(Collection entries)
——————

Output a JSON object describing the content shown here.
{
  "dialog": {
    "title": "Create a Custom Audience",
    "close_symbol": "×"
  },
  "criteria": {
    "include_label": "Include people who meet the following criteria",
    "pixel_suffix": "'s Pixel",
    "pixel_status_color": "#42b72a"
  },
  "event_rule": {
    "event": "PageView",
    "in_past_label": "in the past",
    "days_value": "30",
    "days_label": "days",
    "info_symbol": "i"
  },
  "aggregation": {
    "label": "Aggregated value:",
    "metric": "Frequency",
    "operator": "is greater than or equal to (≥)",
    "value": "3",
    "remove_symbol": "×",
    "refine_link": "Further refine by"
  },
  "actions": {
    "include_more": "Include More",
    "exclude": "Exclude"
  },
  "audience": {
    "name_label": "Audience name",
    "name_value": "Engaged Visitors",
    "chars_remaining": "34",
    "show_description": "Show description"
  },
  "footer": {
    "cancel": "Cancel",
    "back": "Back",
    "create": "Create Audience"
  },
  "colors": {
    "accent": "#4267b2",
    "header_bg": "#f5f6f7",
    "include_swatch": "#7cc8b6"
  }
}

——————

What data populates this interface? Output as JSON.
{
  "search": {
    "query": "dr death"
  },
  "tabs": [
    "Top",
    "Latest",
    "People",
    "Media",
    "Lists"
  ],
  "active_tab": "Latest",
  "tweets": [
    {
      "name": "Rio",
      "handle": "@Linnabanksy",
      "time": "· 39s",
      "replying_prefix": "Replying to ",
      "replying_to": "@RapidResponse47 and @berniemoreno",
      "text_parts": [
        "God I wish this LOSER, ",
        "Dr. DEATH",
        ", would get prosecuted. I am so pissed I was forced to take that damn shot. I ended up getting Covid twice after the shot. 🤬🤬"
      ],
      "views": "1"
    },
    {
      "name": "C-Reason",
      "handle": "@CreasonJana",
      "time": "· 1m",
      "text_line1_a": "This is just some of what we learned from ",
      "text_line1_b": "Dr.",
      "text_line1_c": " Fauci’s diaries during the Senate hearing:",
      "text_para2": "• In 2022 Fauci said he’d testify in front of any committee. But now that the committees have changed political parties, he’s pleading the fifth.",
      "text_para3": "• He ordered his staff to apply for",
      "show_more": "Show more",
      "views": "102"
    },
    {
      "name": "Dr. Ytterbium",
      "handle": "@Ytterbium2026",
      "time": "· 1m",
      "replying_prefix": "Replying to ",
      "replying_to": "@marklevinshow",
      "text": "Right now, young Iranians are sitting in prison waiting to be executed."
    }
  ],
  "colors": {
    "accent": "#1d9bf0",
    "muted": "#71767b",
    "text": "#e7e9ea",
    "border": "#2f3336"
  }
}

——————

* [Given problem] Above are the records. Copy every line in them holding "that".

* [Exercise solution]
        ", would get prosecuted. I am so pissed I was forced to take that damn shot. I ended up getting Covid twice after the shot. 🤬🤬"
      "text_para2": "• In 2022 Fauci said he’d testify in front of any committee. But now that the committees have changed political parties, he’s pleading the fifth.",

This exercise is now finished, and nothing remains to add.